▶ _STATED GOAL_: Pull out every line below holding the word "screenshot".

▶ _EXERCISE MATERIALS_:
——————————

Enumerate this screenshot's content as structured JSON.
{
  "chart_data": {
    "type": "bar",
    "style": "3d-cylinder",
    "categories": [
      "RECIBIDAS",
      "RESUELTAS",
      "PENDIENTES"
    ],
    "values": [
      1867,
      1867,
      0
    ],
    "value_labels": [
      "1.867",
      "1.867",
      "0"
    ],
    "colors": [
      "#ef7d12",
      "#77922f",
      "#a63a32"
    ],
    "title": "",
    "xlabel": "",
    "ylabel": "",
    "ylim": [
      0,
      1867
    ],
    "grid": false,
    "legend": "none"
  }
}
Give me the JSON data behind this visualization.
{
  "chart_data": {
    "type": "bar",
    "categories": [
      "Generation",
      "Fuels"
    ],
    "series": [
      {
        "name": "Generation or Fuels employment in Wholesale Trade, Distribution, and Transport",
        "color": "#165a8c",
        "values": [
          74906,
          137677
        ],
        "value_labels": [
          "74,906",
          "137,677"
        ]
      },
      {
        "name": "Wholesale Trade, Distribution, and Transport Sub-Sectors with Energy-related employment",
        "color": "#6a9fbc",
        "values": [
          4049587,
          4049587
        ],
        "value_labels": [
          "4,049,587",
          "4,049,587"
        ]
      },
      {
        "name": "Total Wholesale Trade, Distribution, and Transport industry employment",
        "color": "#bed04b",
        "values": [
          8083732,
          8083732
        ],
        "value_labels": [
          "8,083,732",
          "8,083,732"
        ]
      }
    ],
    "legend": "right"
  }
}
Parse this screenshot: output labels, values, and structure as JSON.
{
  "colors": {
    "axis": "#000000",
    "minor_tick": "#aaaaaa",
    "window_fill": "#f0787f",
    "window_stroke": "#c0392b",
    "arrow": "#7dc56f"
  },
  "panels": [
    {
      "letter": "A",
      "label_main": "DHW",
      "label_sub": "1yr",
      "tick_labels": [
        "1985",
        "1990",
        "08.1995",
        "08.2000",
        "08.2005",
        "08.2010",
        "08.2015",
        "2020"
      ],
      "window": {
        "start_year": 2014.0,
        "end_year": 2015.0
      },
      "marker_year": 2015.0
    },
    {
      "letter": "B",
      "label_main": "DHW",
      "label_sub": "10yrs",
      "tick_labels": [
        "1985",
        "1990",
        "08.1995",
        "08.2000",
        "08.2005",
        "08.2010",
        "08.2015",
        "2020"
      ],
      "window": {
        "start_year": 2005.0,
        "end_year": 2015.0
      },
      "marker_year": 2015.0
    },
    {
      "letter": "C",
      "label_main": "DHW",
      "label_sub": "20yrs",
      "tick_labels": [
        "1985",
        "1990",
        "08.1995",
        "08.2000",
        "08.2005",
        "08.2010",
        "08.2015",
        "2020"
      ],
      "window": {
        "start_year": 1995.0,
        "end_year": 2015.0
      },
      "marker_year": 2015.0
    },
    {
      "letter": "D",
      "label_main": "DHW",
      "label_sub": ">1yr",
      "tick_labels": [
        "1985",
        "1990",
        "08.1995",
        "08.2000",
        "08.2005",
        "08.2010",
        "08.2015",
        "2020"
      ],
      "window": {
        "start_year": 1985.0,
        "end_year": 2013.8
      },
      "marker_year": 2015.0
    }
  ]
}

——————————

▶ _TASK SOLUTION_:
Enumerate this screenshot's content as structured JSON.
Parse this screenshot: output labels, values, and structure as JSON.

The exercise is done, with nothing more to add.